**Passage shown:**
----------

Lord Oliver's Test (Swift Investments v Combined English Stores Group)

First, it has to confer a benefit on the land, not just the owner personally. Be a little bit careful here. You can have duality – you can have a covenant the benefits the land and also benefit who also happens to own the land. That's fine, but you can't just have a covenant that benefits the owner personally and is of no benefit to the land at all. We saw that when we looked at easements.

The second condition is that it has to affect the nature, quality, mode of use, or value of the land that has the benefit.

The third condition is that it must not be expressed to be personal. It must not say this covenant is… We don't intend that benefit of this covenant to run with the land; this covenant is personal.


Federated Homes v Mill Lodge Properties Ltd.

Section 78 was ignored until we had Federated Homes coming along and saying "oh look at what it does.” it says provided that the covenants are not personal, the benefit of the covenants is automatically attached. Basically it is implying the intention. It is saying that when the parties entered into the covenants, we are going to imply that they intended the benefit to run.


If rules for the BENEFIT pass (EQUITY)

For the benefit to pass an equity you have to show that the covenant touches and concerns the land. It must not be personal. We have heard that before, and again we are looking at Lord Olivers test.

You have to show that the benefit has been, and there are three options here, either: A) expressly assigned, or B) expressly annexed, or C) impliedly annexed as a result of section 78 LPA 1925.

Express assignment: Again, this has to happen at the same time of the transfer. The only difference is that this time because you are assigning in equity, it is slightly easier. You don't have to give notice basically. Express assignments never happen. Elaine has never seen them happen.

Express annexation: So that's where you make it clear when you create the covenant that you want the benefit of the covenant to become attached to the covenantee’s land. You have to go back to when the covenant was created. You go back to the transaction between Yana and Anna when the covenant was created, and you look at the document between them when they created the covenant. Did the wording of the document they created the covenant show and express intention that the parties wished to attach the benefit of the covenant to this piece of land here – Anna’s land – so that whoever owned Anna’s land, because they own the land, would get the benefit of the covenant. You are showing a clear intention that you want the benefit to be attached to and run with the covenantee’s land.

----------

**Dataset excerpts:**

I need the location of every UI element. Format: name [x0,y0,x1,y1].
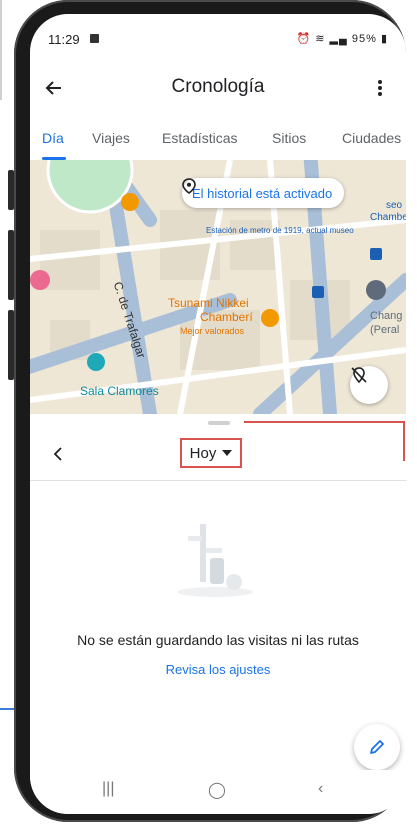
metro-label: Estación de metro de 1919, actual museo [206,226,354,235]
empty-timeline-illustration [177,524,253,597]
date-navigation: Hoy [30,428,406,481]
right-place-label-line2: (Peral [370,324,400,336]
status-right: ⏰ ≋ ▂▄ 95% ▮ [296,32,388,45]
chevron-left-icon [53,447,62,461]
phone-screen: 11:29 ⏰ ≋ ▂▄ 95% ▮ Cronología Día Viajes… [30,14,406,814]
restaurant-label-line2: Chamberí [200,310,253,324]
photo-notification-icon [90,34,99,43]
tab-sitios[interactable]: Sitios [272,130,306,146]
app-bar: Cronología [30,58,406,118]
pencil-icon [370,740,384,754]
restaurant-label: Tsunami Nikkei [168,296,249,310]
side-button [8,310,14,380]
status-time: 11:29 [48,32,80,47]
tab-viajes[interactable]: Viajes [92,130,130,146]
venue-label: Sala Clamores [80,384,159,398]
location-pin-icon [182,178,196,194]
museum-label: Chamberí [370,212,406,223]
right-place-label: Chang [370,310,403,322]
previous-day-button[interactable] [40,436,76,472]
status-bar: 11:29 ⏰ ≋ ▂▄ 95% ▮ [30,14,406,58]
empty-state-message: No se están guardando las visitas ni las… [77,632,359,648]
signal-icon: ▂▄ [329,33,348,45]
edit-button[interactable] [354,724,400,770]
bottom-sheet-handle[interactable] [208,421,230,425]
tab-ciudades[interactable]: Ciudades [342,130,401,146]
wifi-icon: ≋ [315,33,326,45]
system-nav-bar: ||| ◯ ‹ [30,770,406,814]
page-title: Cronología [171,76,265,97]
home-icon[interactable]: ◯ [208,780,226,800]
history-chip-label: El historial está activado [192,185,333,201]
battery-text: 95% [351,33,377,45]
side-button [8,170,14,210]
location-off-icon [351,367,367,384]
museum-label-top: seo [386,200,403,211]
restaurant-sub-label: Mejor valorados [180,326,245,336]
callout-line [244,421,404,423]
tab-dia[interactable]: Día [42,130,64,146]
callout-line-vertical [403,421,405,461]
date-label: Hoy [189,444,217,462]
left-edge-line [0,0,2,100]
more-options-button[interactable] [362,70,398,106]
side-button [8,230,14,300]
history-status-chip[interactable]: El historial está activado [182,178,345,208]
map-view[interactable]: El historial está activado C. de Trafalg… [30,160,406,414]
more-vert-icon [378,80,382,96]
battery-icon: ▮ [380,33,388,45]
review-settings-link[interactable]: Revisa los ajustes [30,662,406,677]
dropdown-arrow-icon [222,450,233,456]
tab-bar: Día Viajes Estadísticas Sitios Ciudades [30,118,406,161]
tab-estadisticas[interactable]: Estadísticas [162,130,237,146]
date-selector[interactable]: Hoy [180,438,242,468]
alarm-icon: ⏰ [296,33,312,45]
back-nav-icon[interactable]: ‹ [318,780,323,798]
location-sharing-off-button[interactable] [350,366,388,404]
recent-apps-icon[interactable]: ||| [102,780,114,798]
left-callout-line [0,708,14,710]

----------

**Exercise task:**
Carry on the passage on covenants over land, beginning right after its final sentence. The entries have no connection to the passage on covenants over land.

**The output:**
Implied annexation: if the covenant is created on or after 1 January 1926, then section 78 implies the intention, provided the covenants are not personal. Even if that wording is not set out in the document that created the covenants, the document between Yana and Anna, the created the covenants… Even if that wording is not set out, provided that the covenant was created on or after January 1, 1926, and the covenant is not personal, the wording is implied.


For the BURDEN to run (EQUITY)

Case: Tulk v Moxhay

1) The first condition for the burden to run in equity is that the covenantee – so we are looking across at the person with the benefit of the covenant – the covenantee must own land for the benefit for which the covenant is taken. Basically what you are saying here is that the covenant must touch and concern the land essentially.

2) Secondly, the original parties to the covenant – Yana and Anna – must have intended the burden to run. Remember we are dealing with the burden here. The original parties must have intended the burden to run (express wording/implied through section 79 LPA 1925). When you attend the burden to run, you intend for the burden to be attached to the coventor’s land. You will find that we are going to look at a similar point again – you are looking for express wording showing an intention for the burden to run. If there is no express wording, we are going to look at section 79 that will imply that wording.

3) Thirdly, if you are dealing with covenants that were created on or alter 1 January 1926, the covenants must be registered. We looked at this last semester. Then…

4) Fourthly, the covenant must be restrictive, or negative in nature. We will have a look at how you tell the difference between positive and restrictive covenants.


London City Council v Allan

Firstly, the covenant must benefit the dominant land which is owned by the covenantee. This is linking back to a point we made when we look at easements. The person suing, the person who has the benefit of the covenant, has to own land that is capable of benefiting from the covenant. If the covenantee doesn't own land, the burden can't run either.


Kelly v Barret

The covenant has to benefit the dominant land.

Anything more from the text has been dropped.